● Exercise goal
Repeat the material exactly, every line of it.

_____

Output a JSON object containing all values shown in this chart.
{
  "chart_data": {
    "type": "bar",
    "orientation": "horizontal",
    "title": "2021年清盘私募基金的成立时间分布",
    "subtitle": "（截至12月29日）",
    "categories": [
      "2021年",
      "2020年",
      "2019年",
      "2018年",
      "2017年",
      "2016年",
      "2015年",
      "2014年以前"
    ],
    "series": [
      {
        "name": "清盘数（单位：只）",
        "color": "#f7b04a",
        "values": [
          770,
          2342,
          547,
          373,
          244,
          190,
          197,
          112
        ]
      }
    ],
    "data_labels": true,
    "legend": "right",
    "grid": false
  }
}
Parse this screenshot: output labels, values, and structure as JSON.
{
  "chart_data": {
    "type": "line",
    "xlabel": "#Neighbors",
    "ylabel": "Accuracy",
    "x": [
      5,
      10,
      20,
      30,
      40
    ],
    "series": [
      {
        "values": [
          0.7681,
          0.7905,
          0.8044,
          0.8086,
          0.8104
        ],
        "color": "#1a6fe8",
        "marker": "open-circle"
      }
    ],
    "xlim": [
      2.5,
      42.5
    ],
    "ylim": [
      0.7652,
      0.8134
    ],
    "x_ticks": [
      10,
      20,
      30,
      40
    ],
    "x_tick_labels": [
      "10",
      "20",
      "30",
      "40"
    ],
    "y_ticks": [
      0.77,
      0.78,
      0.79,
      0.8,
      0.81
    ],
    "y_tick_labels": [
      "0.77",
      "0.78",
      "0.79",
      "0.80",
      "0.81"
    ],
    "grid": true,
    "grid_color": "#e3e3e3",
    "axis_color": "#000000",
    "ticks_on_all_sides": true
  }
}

_____

● Answer in full
Output a JSON object containing all values shown in this chart.
{
  "chart_data": {
    "type": "bar",
    "orientation": "horizontal",
    "title": "2021年清盘私募基金的成立时间分布",
    "subtitle": "（截至12月29日）",
    "categories": [
      "2021年",
      "2020年",
      "2019年",
      "2018年",
      "2017年",
      "2016年",
      "2015年",
      "2014年以前"
    ],
    "series": [
      {
        "name": "清盘数（单位：只）",
        "color": "#f7b04a",
        "values": [
          770,
          2342,
          547,
          373,
          244,
          190,
          197,
          112
        ]
      }
    ],
    "data_labels": true,
    "legend": "right",
    "grid": false
  }
}
Parse this screenshot: output labels, values, and structure as JSON.
{
  "chart_data": {
    "type": "line",
    "xlabel": "#Neighbors",
    "ylabel": "Accuracy",
    "x": [
      5,
      10,
      20,
      30,
      40
    ],
    "series": [
      {
        "values": [
          0.7681,
          0.7905,
          0.8044,
          0.8086,
          0.8104
        ],
        "color": "#1a6fe8",
        "marker": "open-circle"
      }
    ],
    "xlim": [
      2.5,
      42.5
    ],
    "ylim": [
      0.7652,
      0.8134
    ],
    "x_ticks": [
      10,
      20,
      30,
      40
    ],
    "x_tick_labels": [
      "10",
      "20",
      "30",
      "40"
    ],
    "y_ticks": [
      0.77,
      0.78,
      0.79,
      0.8,
      0.81
    ],
    "y_tick_labels": [
      "0.77",
      "0.78",
      "0.79",
      "0.80",
      "0.81"
    ],
    "grid": true,
    "grid_color": "#e3e3e3",
    "axis_color": "#000000",
    "ticks_on_all_sides": true
  }
}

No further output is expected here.